SET TASK: Every line of the material below should be repeated exactly.
··········
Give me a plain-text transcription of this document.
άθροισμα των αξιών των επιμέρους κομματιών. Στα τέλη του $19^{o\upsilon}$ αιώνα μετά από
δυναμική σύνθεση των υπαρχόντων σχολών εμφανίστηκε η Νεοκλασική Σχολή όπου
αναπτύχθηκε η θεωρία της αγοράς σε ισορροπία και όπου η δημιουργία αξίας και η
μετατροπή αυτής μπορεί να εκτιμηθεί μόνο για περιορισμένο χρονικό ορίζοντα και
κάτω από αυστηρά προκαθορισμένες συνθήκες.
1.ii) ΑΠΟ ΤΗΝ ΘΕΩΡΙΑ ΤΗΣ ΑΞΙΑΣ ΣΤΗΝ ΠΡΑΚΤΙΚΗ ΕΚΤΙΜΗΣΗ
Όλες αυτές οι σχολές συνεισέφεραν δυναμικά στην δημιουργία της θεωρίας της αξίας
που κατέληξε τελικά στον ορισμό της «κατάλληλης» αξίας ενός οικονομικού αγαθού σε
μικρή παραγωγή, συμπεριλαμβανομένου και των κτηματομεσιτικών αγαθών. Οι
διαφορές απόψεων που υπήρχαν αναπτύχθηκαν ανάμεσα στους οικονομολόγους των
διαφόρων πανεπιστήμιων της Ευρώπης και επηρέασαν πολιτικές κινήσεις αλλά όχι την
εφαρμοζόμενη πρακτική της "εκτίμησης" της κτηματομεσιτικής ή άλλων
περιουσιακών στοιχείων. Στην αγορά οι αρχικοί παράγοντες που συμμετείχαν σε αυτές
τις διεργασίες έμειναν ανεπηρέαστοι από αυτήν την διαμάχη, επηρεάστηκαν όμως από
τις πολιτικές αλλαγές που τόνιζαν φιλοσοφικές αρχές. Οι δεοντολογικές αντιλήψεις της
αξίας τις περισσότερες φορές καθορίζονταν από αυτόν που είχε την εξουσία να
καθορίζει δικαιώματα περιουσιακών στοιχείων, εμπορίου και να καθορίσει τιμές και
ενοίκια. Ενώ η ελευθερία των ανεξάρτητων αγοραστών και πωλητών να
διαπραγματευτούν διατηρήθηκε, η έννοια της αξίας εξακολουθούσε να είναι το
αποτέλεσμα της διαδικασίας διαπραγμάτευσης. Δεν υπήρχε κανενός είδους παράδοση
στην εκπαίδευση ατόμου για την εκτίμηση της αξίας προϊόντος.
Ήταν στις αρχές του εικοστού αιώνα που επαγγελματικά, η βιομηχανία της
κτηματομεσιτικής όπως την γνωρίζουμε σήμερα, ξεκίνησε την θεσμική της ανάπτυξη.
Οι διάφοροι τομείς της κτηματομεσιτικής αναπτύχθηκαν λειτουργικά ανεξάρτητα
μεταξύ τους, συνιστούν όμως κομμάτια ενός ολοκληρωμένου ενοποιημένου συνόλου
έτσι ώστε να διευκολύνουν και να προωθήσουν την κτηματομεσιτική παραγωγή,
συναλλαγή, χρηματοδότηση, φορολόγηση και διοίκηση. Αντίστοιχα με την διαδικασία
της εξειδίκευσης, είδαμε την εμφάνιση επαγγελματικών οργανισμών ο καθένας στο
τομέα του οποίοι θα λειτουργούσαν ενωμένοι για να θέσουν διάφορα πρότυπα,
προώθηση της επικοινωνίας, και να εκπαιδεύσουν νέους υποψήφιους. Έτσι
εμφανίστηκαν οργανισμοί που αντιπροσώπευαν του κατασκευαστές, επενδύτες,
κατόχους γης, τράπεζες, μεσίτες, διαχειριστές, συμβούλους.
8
··········
EXERCISE ANSWER:
Give me a plain-text transcription of this document.
άθροισμα των αξιών των επιμέρους κομματιών. Στα τέλη του $19^{o\upsilon}$ αιώνα μετά από
δυναμική σύνθεση των υπαρχόντων σχολών εμφανίστηκε η Νεοκλασική Σχολή όπου
αναπτύχθηκε η θεωρία της αγοράς σε ισορροπία και όπου η δημιουργία αξίας και η
μετατροπή αυτής μπορεί να εκτιμηθεί μόνο για περιορισμένο χρονικό ορίζοντα και
κάτω από αυστηρά προκαθορισμένες συνθήκες.
1.ii) ΑΠΟ ΤΗΝ ΘΕΩΡΙΑ ΤΗΣ ΑΞΙΑΣ ΣΤΗΝ ΠΡΑΚΤΙΚΗ ΕΚΤΙΜΗΣΗ
Όλες αυτές οι σχολές συνεισέφεραν δυναμικά στην δημιουργία της θεωρίας της αξίας
που κατέληξε τελικά στον ορισμό της «κατάλληλης» αξίας ενός οικονομικού αγαθού σε
μικρή παραγωγή, συμπεριλαμβανομένου και των κτηματομεσιτικών αγαθών. Οι
διαφορές απόψεων που υπήρχαν αναπτύχθηκαν ανάμεσα στους οικονομολόγους των
διαφόρων πανεπιστήμιων της Ευρώπης και επηρέασαν πολιτικές κινήσεις αλλά όχι την
εφαρμοζόμενη πρακτική της "εκτίμησης" της κτηματομεσιτικής ή άλλων
περιουσιακών στοιχείων. Στην αγορά οι αρχικοί παράγοντες που συμμετείχαν σε αυτές
τις διεργασίες έμειναν ανεπηρέαστοι από αυτήν την διαμάχη, επηρεάστηκαν όμως από
τις πολιτικές αλλαγές που τόνιζαν φιλοσοφικές αρχές. Οι δεοντολογικές αντιλήψεις της
αξίας τις περισσότερες φορές καθορίζονταν από αυτόν που είχε την εξουσία να
καθορίζει δικαιώματα περιουσιακών στοιχείων, εμπορίου και να καθορίσει τιμές και
ενοίκια. Ενώ η ελευθερία των ανεξάρτητων αγοραστών και πωλητών να
διαπραγματευτούν διατηρήθηκε, η έννοια της αξίας εξακολουθούσε να είναι το
αποτέλεσμα της διαδικασίας διαπραγμάτευσης. Δεν υπήρχε κανενός είδους παράδοση
στην εκπαίδευση ατόμου για την εκτίμηση της αξίας προϊόντος.
Ήταν στις αρχές του εικοστού αιώνα που επαγγελματικά, η βιομηχανία της
κτηματομεσιτικής όπως την γνωρίζουμε σήμερα, ξεκίνησε την θεσμική της ανάπτυξη.
Οι διάφοροι τομείς της κτηματομεσιτικής αναπτύχθηκαν λειτουργικά ανεξάρτητα
μεταξύ τους, συνιστούν όμως κομμάτια ενός ολοκληρωμένου ενοποιημένου συνόλου
έτσι ώστε να διευκολύνουν και να προωθήσουν την κτηματομεσιτική παραγωγή,
συναλλαγή, χρηματοδότηση, φορολόγηση και διοίκηση. Αντίστοιχα με την διαδικασία
της εξειδίκευσης, είδαμε την εμφάνιση επαγγελματικών οργανισμών ο καθένας στο
τομέα του οποίοι θα λειτουργούσαν ενωμένοι για να θέσουν διάφορα πρότυπα,
προώθηση της επικοινωνίας, και να εκπαιδεύσουν νέους υποψήφιους. Έτσι
εμφανίστηκαν οργανισμοί που αντιπροσώπευαν του κατασκευαστές, επενδύτες,
κατόχους γης, τράπεζες, μεσίτες, διαχειριστές, συμβούλους.
8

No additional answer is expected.